Direction: Reproduce every line of the material below, but drop the pictures.

Excerpted data:
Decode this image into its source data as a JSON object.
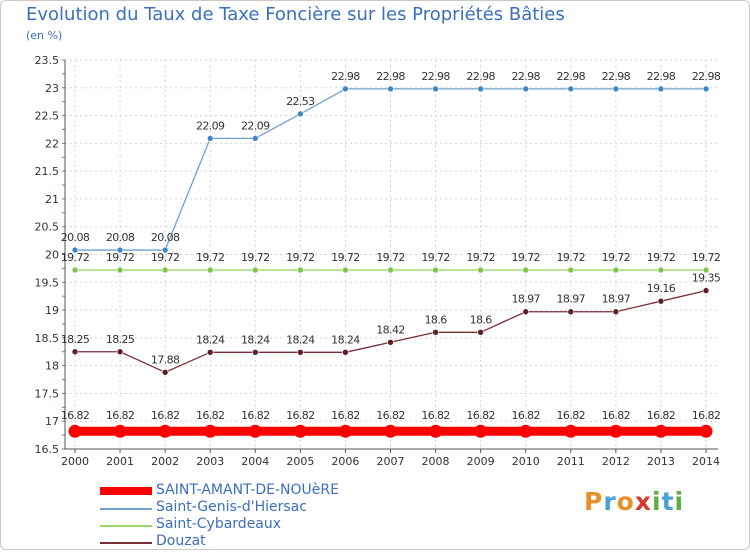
{
  "header": {
    "title": "Evolution du Taux de Taxe Foncière sur les Propriétés Bâties",
    "unit": "(en %)"
  },
  "logo": {
    "chars": [
      "P",
      "r",
      "o",
      "x",
      "i",
      "t",
      "i"
    ],
    "colors": [
      "#e8912a",
      "#4aa0d8",
      "#e8912a",
      "#d63b2f",
      "#5db041",
      "#4aa0d8",
      "#5db041"
    ]
  },
  "chart_data": {
    "type": "line",
    "title": "Evolution du Taux de Taxe Foncière sur les Propriétés Bâties",
    "ylabel": "(en %)",
    "x": [
      "2000",
      "2001",
      "2002",
      "2003",
      "2004",
      "2005",
      "2006",
      "2007",
      "2008",
      "2009",
      "2010",
      "2011",
      "2012",
      "2013",
      "2014"
    ],
    "ylim": [
      16.5,
      23.5
    ],
    "yticks": [
      "16.5",
      "17",
      "17.5",
      "18",
      "18.5",
      "19",
      "19.5",
      "20",
      "20.5",
      "21",
      "21.5",
      "22",
      "22.5",
      "23",
      "23.5"
    ],
    "grid": true,
    "legend_position": "bottom-left",
    "series": [
      {
        "name": "SAINT-AMANT-DE-NOUèRE",
        "color": "#ff0000",
        "marker_color": "#ff0000",
        "thick": true,
        "values": [
          16.82,
          16.82,
          16.82,
          16.82,
          16.82,
          16.82,
          16.82,
          16.82,
          16.82,
          16.82,
          16.82,
          16.82,
          16.82,
          16.82,
          16.82
        ],
        "labels": [
          "16.82",
          "16.82",
          "16.82",
          "16.82",
          "16.82",
          "16.82",
          "16.82",
          "16.82",
          "16.82",
          "16.82",
          "16.82",
          "16.82",
          "16.82",
          "16.82",
          "16.82"
        ]
      },
      {
        "name": "Saint-Genis-d'Hiersac",
        "color": "#6fa0d0",
        "marker_color": "#3e86c8",
        "thick": false,
        "values": [
          20.08,
          20.08,
          20.08,
          22.09,
          22.09,
          22.53,
          22.98,
          22.98,
          22.98,
          22.98,
          22.98,
          22.98,
          22.98,
          22.98,
          22.98
        ],
        "labels": [
          "20.08",
          "20.08",
          "20.08",
          "22.09",
          "22.09",
          "22.53",
          "22.98",
          "22.98",
          "22.98",
          "22.98",
          "22.98",
          "22.98",
          "22.98",
          "22.98",
          "22.98"
        ]
      },
      {
        "name": "Saint-Cybardeaux",
        "color": "#9ad86a",
        "marker_color": "#7cc54a",
        "thick": false,
        "values": [
          19.72,
          19.72,
          19.72,
          19.72,
          19.72,
          19.72,
          19.72,
          19.72,
          19.72,
          19.72,
          19.72,
          19.72,
          19.72,
          19.72,
          19.72
        ],
        "labels": [
          "19.72",
          "19.72",
          "19.72",
          "19.72",
          "19.72",
          "19.72",
          "19.72",
          "19.72",
          "19.72",
          "19.72",
          "19.72",
          "19.72",
          "19.72",
          "19.72",
          "19.72"
        ]
      },
      {
        "name": "Douzat",
        "color": "#7a2e35",
        "marker_color": "#5c1f26",
        "thick": false,
        "values": [
          18.25,
          18.25,
          17.88,
          18.24,
          18.24,
          18.24,
          18.24,
          18.42,
          18.6,
          18.6,
          18.97,
          18.97,
          18.97,
          19.16,
          19.35
        ],
        "labels": [
          "18.25",
          "18.25",
          "17.88",
          "18.24",
          "18.24",
          "18.24",
          "18.24",
          "18.42",
          "18.6",
          "18.6",
          "18.97",
          "18.97",
          "18.97",
          "19.16",
          "19.35"
        ]
      }
    ]
  }
}
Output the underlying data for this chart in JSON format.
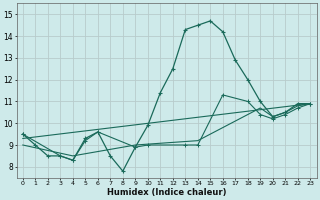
{
  "xlabel": "Humidex (Indice chaleur)",
  "bg_color": "#ceeaea",
  "grid_color": "#b8cccc",
  "line_color": "#1a6a5a",
  "xlim": [
    -0.5,
    23.5
  ],
  "ylim": [
    7.5,
    15.5
  ],
  "yticks": [
    8,
    9,
    10,
    11,
    12,
    13,
    14,
    15
  ],
  "xticks": [
    0,
    1,
    2,
    3,
    4,
    5,
    6,
    7,
    8,
    9,
    10,
    11,
    12,
    13,
    14,
    15,
    16,
    17,
    18,
    19,
    20,
    21,
    22,
    23
  ],
  "line1_x": [
    0,
    1,
    2,
    3,
    4,
    5,
    6,
    7,
    8,
    9,
    10,
    11,
    12,
    13,
    14,
    15,
    16,
    17,
    18,
    19,
    20,
    21,
    22,
    23
  ],
  "line1_y": [
    9.5,
    9.0,
    8.5,
    8.5,
    8.3,
    9.3,
    9.6,
    8.5,
    7.8,
    8.9,
    9.9,
    11.4,
    12.5,
    14.3,
    14.5,
    14.7,
    14.2,
    12.9,
    12.0,
    11.0,
    10.3,
    10.5,
    10.9,
    10.9
  ],
  "line2_x": [
    0,
    3,
    4,
    5,
    6,
    9,
    10,
    13,
    14,
    16,
    18,
    19,
    20,
    21,
    22,
    23
  ],
  "line2_y": [
    9.5,
    8.5,
    8.3,
    9.2,
    9.6,
    8.9,
    9.0,
    9.0,
    9.0,
    11.3,
    11.0,
    10.4,
    10.2,
    10.4,
    10.7,
    10.9
  ],
  "line3_x": [
    0,
    4,
    9,
    14,
    19,
    20,
    21,
    22,
    23
  ],
  "line3_y": [
    9.0,
    8.5,
    9.0,
    9.2,
    10.7,
    10.3,
    10.5,
    10.8,
    10.9
  ],
  "line4_x": [
    0,
    23
  ],
  "line4_y": [
    9.3,
    10.9
  ]
}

Answer to this task:
Decode this image into its source data as a JSON object.
{
  "header": {
    "title": "Evolution du Taux de Taxe Foncière sur les Propriétés Bâties",
    "unit": "(en %)"
  },
  "logo": {
    "chars": [
      "P",
      "r",
      "o",
      "x",
      "i",
      "t",
      "i"
    ],
    "colors": [
      "#e8912a",
      "#4aa0d8",
      "#e8912a",
      "#d63b2f",
      "#5db041",
      "#4aa0d8",
      "#5db041"
    ]
  },
  "chart_data": {
    "type": "line",
    "title": "Evolution du Taux de Taxe Foncière sur les Propriétés Bâties",
    "ylabel": "(en %)",
    "x": [
      "2000",
      "2001",
      "2002",
      "2003",
      "2004",
      "2005",
      "2006",
      "2007",
      "2008",
      "2009",
      "2010",
      "2011",
      "2012",
      "2013",
      "2014"
    ],
    "ylim": [
      16.5,
      23.5
    ],
    "yticks": [
      "16.5",
      "17",
      "17.5",
      "18",
      "18.5",
      "19",
      "19.5",
      "20",
      "20.5",
      "21",
      "21.5",
      "22",
      "22.5",
      "23",
      "23.5"
    ],
    "grid": true,
    "legend_position": "bottom-left",
    "series": [
      {
        "name": "SAINT-AMANT-DE-NOUèRE",
        "color": "#ff0000",
        "marker_color": "#ff0000",
        "thick": true,
        "values": [
          16.82,
          16.82,
          16.82,
          16.82,
          16.82,
          16.82,
          16.82,
          16.82,
          16.82,
          16.82,
          16.82,
          16.82,
          16.82,
          16.82,
          16.82
        ],
        "labels": [
          "16.82",
          "16.82",
          "16.82",
          "16.82",
          "16.82",
          "16.82",
          "16.82",
          "16.82",
          "16.82",
          "16.82",
          "16.82",
          "16.82",
          "16.82",
          "16.82",
          "16.82"
        ]
      },
      {
        "name": "Saint-Genis-d'Hiersac",
        "color": "#6fa0d0",
        "marker_color": "#3e86c8",
        "thick": false,
        "values": [
          20.08,
          20.08,
          20.08,
          22.09,
          22.09,
          22.53,
          22.98,
          22.98,
          22.98,
          22.98,
          22.98,
          22.98,
          22.98,
          22.98,
          22.98
        ],
        "labels": [
          "20.08",
          "20.08",
          "20.08",
          "22.09",
          "22.09",
          "22.53",
          "22.98",
          "22.98",
          "22.98",
          "22.98",
          "22.98",
          "22.98",
          "22.98",
          "22.98",
          "22.98"
        ]
      },
      {
        "name": "Saint-Cybardeaux",
        "color": "#9ad86a",
        "marker_color": "#7cc54a",
        "thick": false,
        "values": [
          19.72,
          19.72,
          19.72,
          19.72,
          19.72,
          19.72,
          19.72,
          19.72,
          19.72,
          19.72,
          19.72,
          19.72,
          19.72,
          19.72,
          19.72
        ],
        "labels": [
          "19.72",
          "19.72",
          "19.72",
          "19.72",
          "19.72",
          "19.72",
          "19.72",
          "19.72",
          "19.72",
          "19.72",
          "19.72",
          "19.72",
          "19.72",
          "19.72",
          "19.72"
        ]
      },
      {
        "name": "Douzat",
        "color": "#7a2e35",
        "marker_color": "#5c1f26",
        "thick": false,
        "values": [
          18.25,
          18.25,
          17.88,
          18.24,
          18.24,
          18.24,
          18.24,
          18.42,
          18.6,
          18.6,
          18.97,
          18.97,
          18.97,
          19.16,
          19.35
        ],
        "labels": [
          "18.25",
          "18.25",
          "17.88",
          "18.24",
          "18.24",
          "18.24",
          "18.24",
          "18.42",
          "18.6",
          "18.6",
          "18.97",
          "18.97",
          "18.97",
          "19.16",
          "19.35"
        ]
      }
    ]
  }
}
Output the underlying data for this chart in JSON format.
{
  "xlabel": "Humidex (Indice chaleur)",
  "bg_color": "#ceeaea",
  "grid_color": "#b8cccc",
  "line_color": "#1a6a5a",
  "xlim": [
    -0.5,
    23.5
  ],
  "ylim": [
    7.5,
    15.5
  ],
  "yticks": [
    8,
    9,
    10,
    11,
    12,
    13,
    14,
    15
  ],
  "xticks": [
    0,
    1,
    2,
    3,
    4,
    5,
    6,
    7,
    8,
    9,
    10,
    11,
    12,
    13,
    14,
    15,
    16,
    17,
    18,
    19,
    20,
    21,
    22,
    23
  ],
  "line1_x": [
    0,
    1,
    2,
    3,
    4,
    5,
    6,
    7,
    8,
    9,
    10,
    11,
    12,
    13,
    14,
    15,
    16,
    17,
    18,
    19,
    20,
    21,
    22,
    23
  ],
  "line1_y": [
    9.5,
    9.0,
    8.5,
    8.5,
    8.3,
    9.3,
    9.6,
    8.5,
    7.8,
    8.9,
    9.9,
    11.4,
    12.5,
    14.3,
    14.5,
    14.7,
    14.2,
    12.9,
    12.0,
    11.0,
    10.3,
    10.5,
    10.9,
    10.9
  ],
  "line2_x": [
    0,
    3,
    4,
    5,
    6,
    9,
    10,
    13,
    14,
    16,
    18,
    19,
    20,
    21,
    22,
    23
  ],
  "line2_y": [
    9.5,
    8.5,
    8.3,
    9.2,
    9.6,
    8.9,
    9.0,
    9.0,
    9.0,
    11.3,
    11.0,
    10.4,
    10.2,
    10.4,
    10.7,
    10.9
  ],
  "line3_x": [
    0,
    4,
    9,
    14,
    19,
    20,
    21,
    22,
    23
  ],
  "line3_y": [
    9.0,
    8.5,
    9.0,
    9.2,
    10.7,
    10.3,
    10.5,
    10.8,
    10.9
  ],
  "line4_x": [
    0,
    23
  ],
  "line4_y": [
    9.3,
    10.9
  ]
}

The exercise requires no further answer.